[Stored items]
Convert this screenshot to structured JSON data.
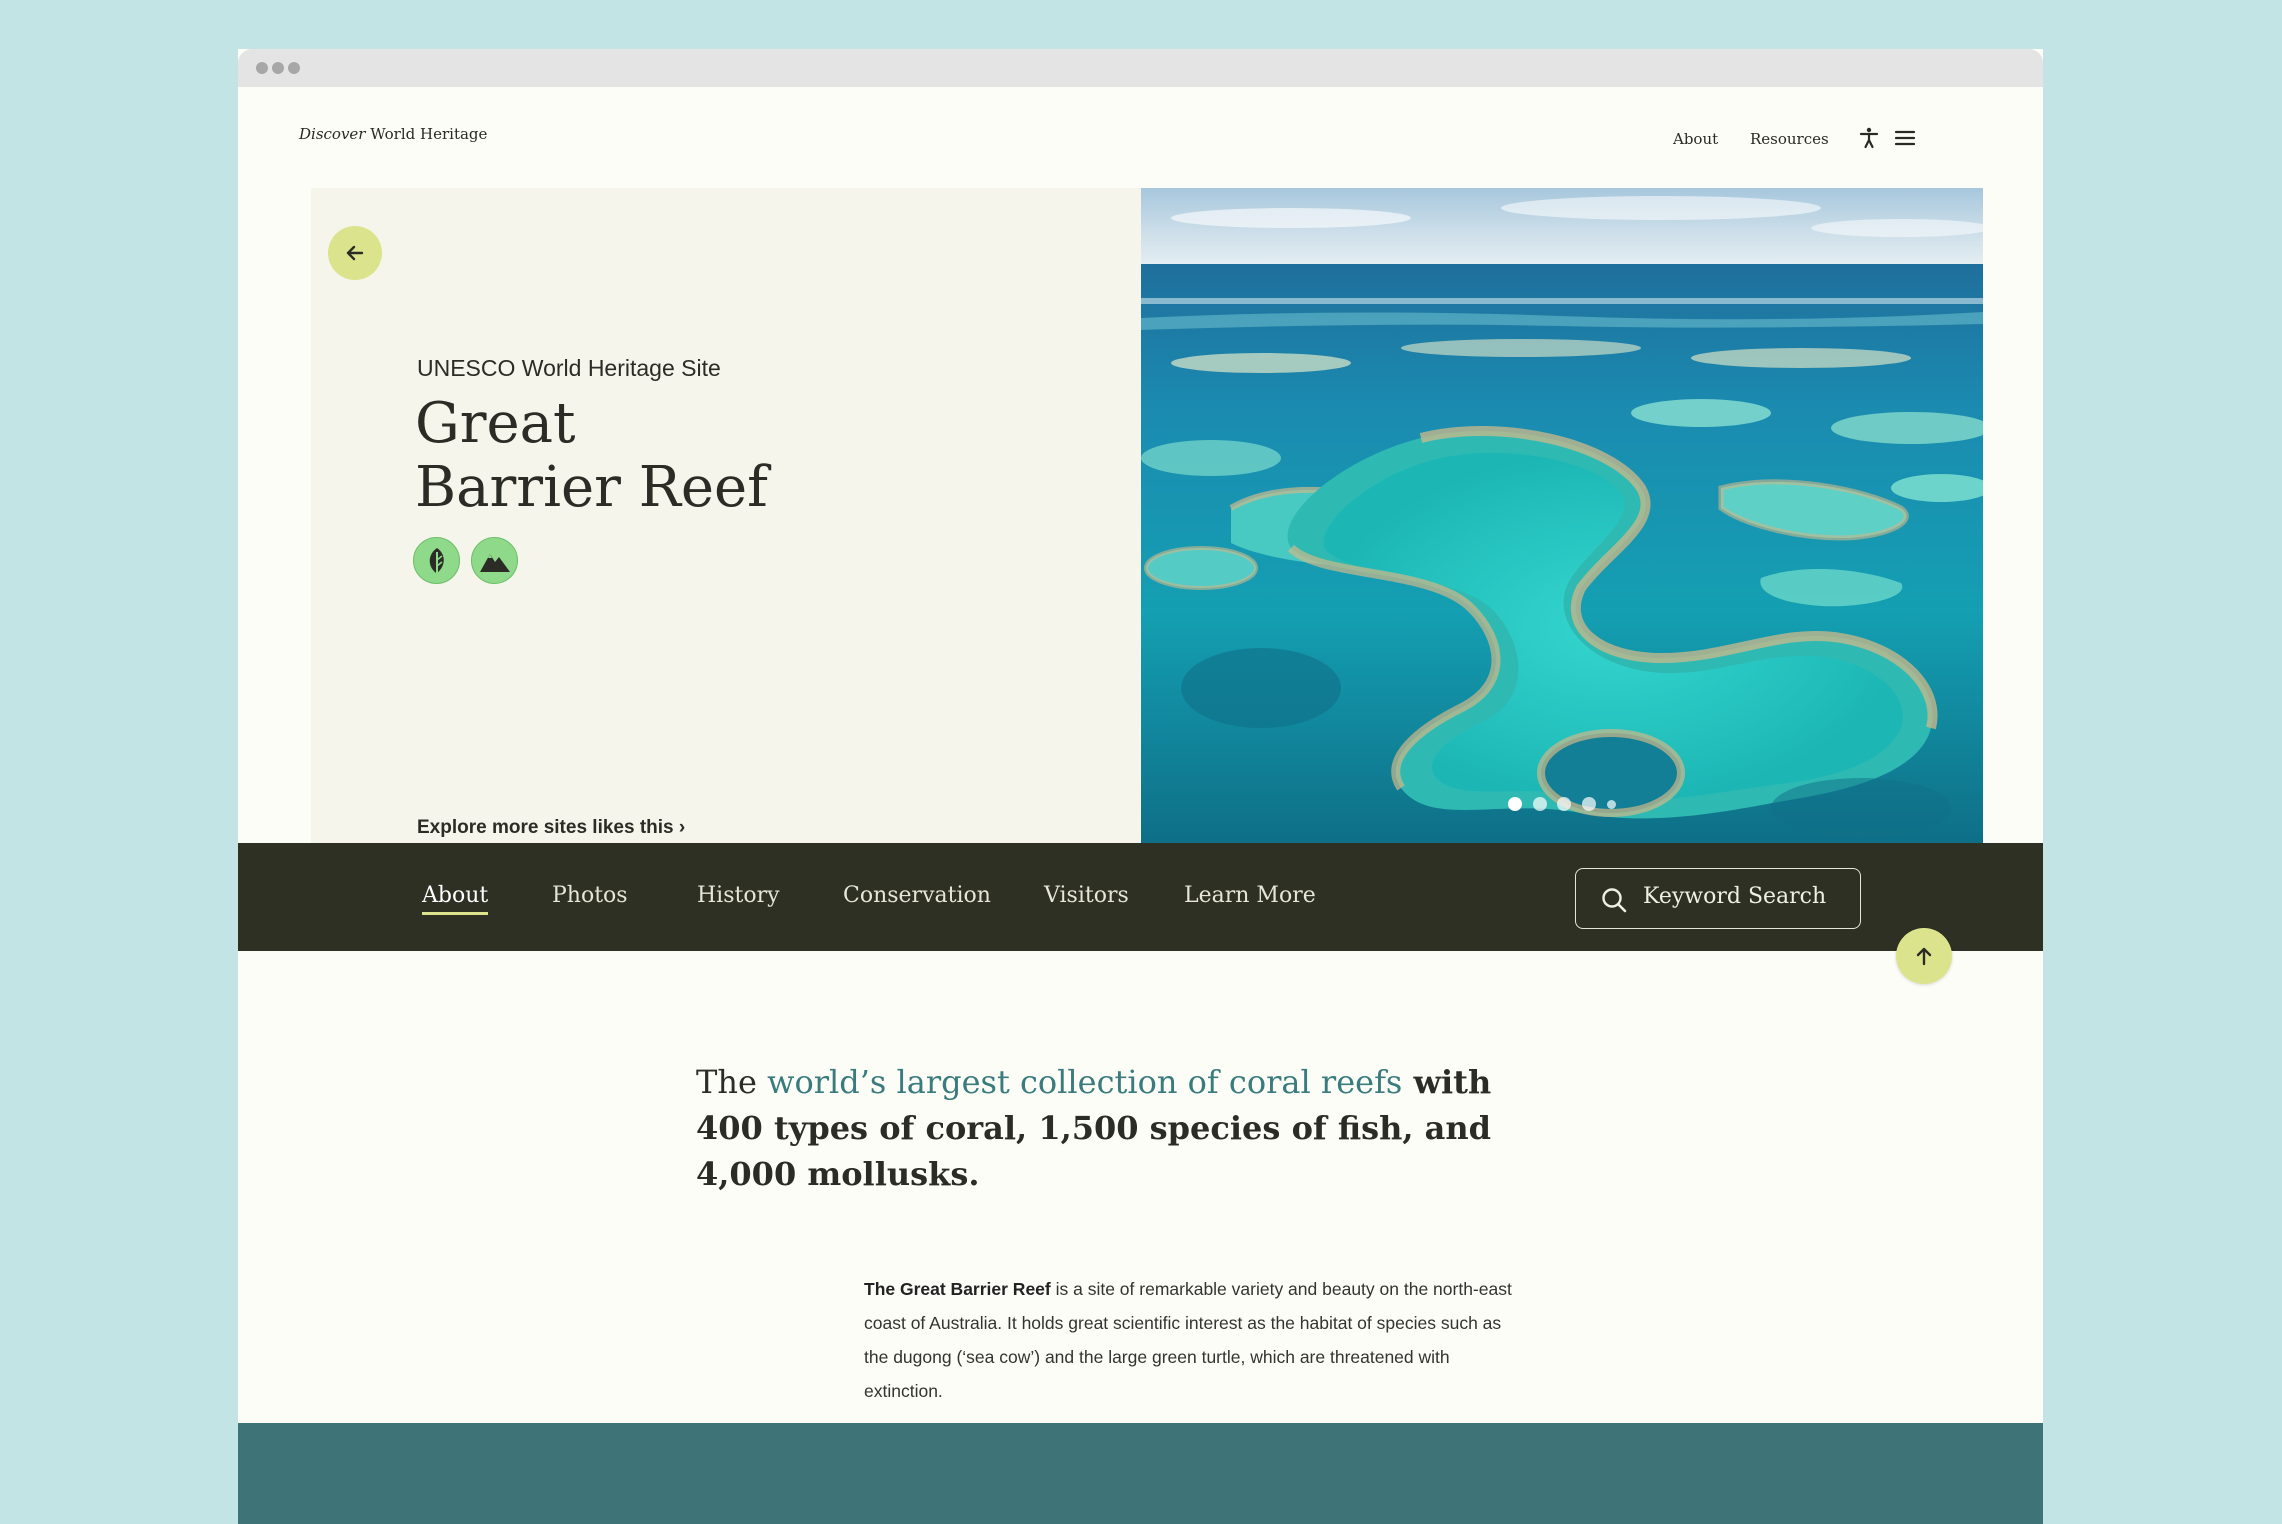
{
  "brand": {
    "italic": "Discover",
    "rest": " World Heritage"
  },
  "top_nav": {
    "about": "About",
    "resources": "Resources"
  },
  "icons": {
    "accessibility": "accessibility-icon",
    "menu": "hamburger-menu-icon",
    "back": "arrow-left-icon",
    "to_top": "arrow-up-icon",
    "search": "search-icon",
    "leaf": "leaf-icon",
    "mountain": "mountain-icon"
  },
  "hero": {
    "eyebrow": "UNESCO World Heritage Site",
    "title_line1": "Great",
    "title_line2": "Barrier Reef",
    "explore_link": "Explore more sites likes this ›",
    "carousel": {
      "slides": 5,
      "active": 1
    }
  },
  "section_nav": {
    "items": [
      "About",
      "Photos",
      "History",
      "Conservation",
      "Visitors",
      "Learn More"
    ],
    "active": "About",
    "search_placeholder": "Keyword Search"
  },
  "intro": {
    "headline_pre": "The ",
    "headline_accent": "world’s largest collection of coral reefs",
    "headline_rest": " with 400 types of coral, 1,500 species of fish, and 4,000 mollusks.",
    "body_bold": "The Great Barrier Reef",
    "body_rest": " is a site of remarkable variety and beauty on the north-east coast of Australia. It holds great scientific interest as the habitat of species such as the dugong (‘sea cow’) and the large green turtle, which are threatened with extinction."
  },
  "colors": {
    "accent_teal": "#3a7b7d",
    "nav_dark": "#2e3024",
    "button_lime": "#dbe48c",
    "tag_green": "#8fd98b",
    "footer_band": "#3e7478"
  }
}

REQUIREMENTS:
What is the number of lines in these records that contain "species"? Reply with the number only.

RESULT OF THIS EXERCISE:
2